■ EXCERPT PROVIDED
== == ==

Heat oil in a hot soup kettle. Sauté onion in oil over medium heat until softened, about 5 minutes. Increase heat to medium-high, add garlic and sausage pieces and cook until edges of sausage begin to brown. Stir in salt and oregano. Add chicken broth. Chop tomatoes and add with the juice. Add kale. Cover and simmer for 30 minutes. Add beans and simmer 30 minutes longer. Taste and add more salt if necessary. Ladle into bowls. Makes about 8 servings.
What I cooked last week: Rhubarb compote; kale and white bean soup; mashed avocado and an easy-over egg on toast with hot sauce; orzo salad with capers, and smoked bratwurst on buns.

What I ate in restaurants last week: Hot pastrami on rye at Primo’s Deli in Akron; Subway Italian hero; chili-glazed pork belly banh mi at Wolf Creek Tavern in Norton; jerk pork taco, Mexican street corn and carnitas taco at Funky Truckeria in Norton; Chinese pork bun from Park to Shop in Cleveland; and smoked boneless pork ribs, candied sweet potatoes, scalloped potatoes, collard greens and corn muffins at the Sunday buffet at LA Soul in Akron.


The tacos I had at Funky Truckeria in Norton on Cinco de Mayo were the best I’ve tasted in Northeast Ohio. Tacos are the main (and almost only) menu item at the small but hip restaurant wedged in the far corner of Norton Plaza.

If you haven’t been to the restaurant yet, I recommend you try it. If you have, then you’re probably a fan, too, and won’t mind clicking on over to to vote for Funky Truckeria in a contest for best tacos in the Cleveland area. The contest ends May 15, but you can vote once an hour until then to help put Funky over the top.


From Dennis:
If I remember correctly, Tony loves barbecue. LA Soul Restaurant, 1001 E. Tallmadge Ave. in Akron, has a barbecue and soul food buffet on Sundays. I work Sundays and have not been to the buffet but I have had many of the items on their menu and their food and desserts are homemade and very good. No young kids on staff and everyone is very helpful and friendly.

== == ==

■ SUPPLIED DATA

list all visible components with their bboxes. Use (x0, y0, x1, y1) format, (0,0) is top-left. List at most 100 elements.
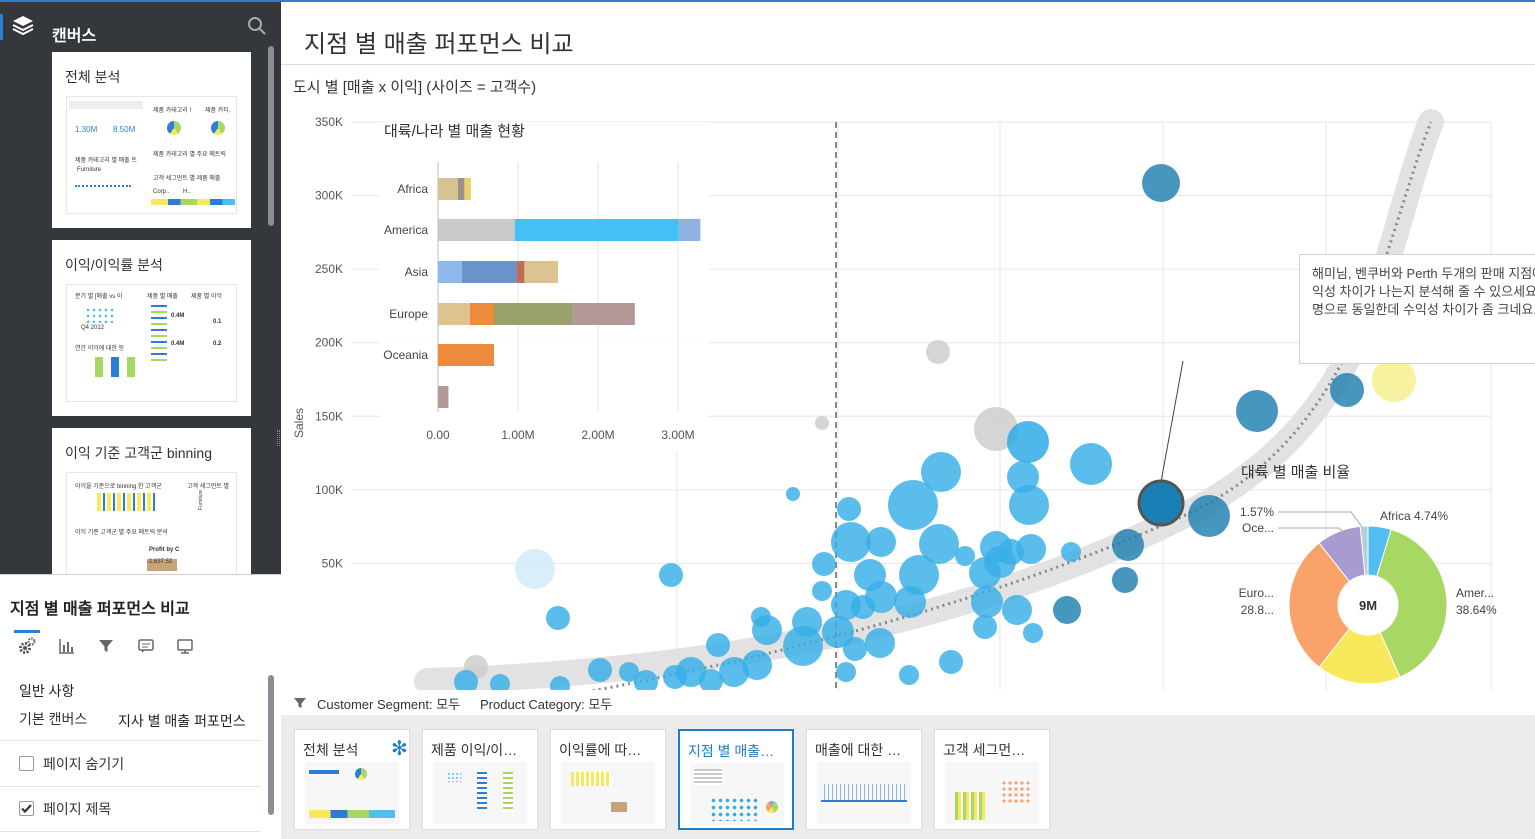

== == ==

■ ACTIONS TO TAKE
**a.** In the food column, when does the contest for best tacos in the Cleveland area end?
**b.** Which dishes does the food column say the writer cooked last week? List every one.
**c.** Carry the food column forward from its last sentence, the one about LA Soul's staff.

■ EXPECTED RESULTS
**a.** May 15

**b.**
Rhubarb compote
Kale and white bean soup
Mashed avocado and an easy-over egg on toast with hot sauce
Orzo salad with capers
Smoked bratwurst on buns

**c.**
Dear Dennis: As you can see above, Tony and I immediately followed your suggestion and went to the Sunday buffet. The service was well-meaning but almost non-existent when we visited, but the buffet was beyond lush, and everything was indeed homemade. Great fried fish, fried and baked chicken, boneless barbecued ribs and roast beef were just the beginning. There were at least a dozen side dishes not counting salad, and I can personally recommend the collard greens, scalloped potatoes and corn muffins. The cost is $16.99 for all you can eat. Hours are 11 a.m. to 9 p.m. daily, but the buffet runs to just 7:30 p.m.

May 3, 2017

Dear friends,
My buddy, Dave, is the ultimate audience for my cooking. Heck, for anyone’s cooking. Better known as Coondog O’Karma, Dave is a retired professional speed eater and connoisseur of good eats. Many of our conversations are about food, so I wasn’t surprised when he shot me a Facebook message in December with photo of a Spanish Bar Cake and this plea: “Jane Snow, will you make this for me? Please! Please!!!!

I meant to surprise him, but winter turned to spring and the cake slipped my mind. Coondog was still on the scent, though. “Jane, please make me an A&P Spanish Bar Cake and I will come over and clean up after all the pets,” he wrote a couple of weeks ago.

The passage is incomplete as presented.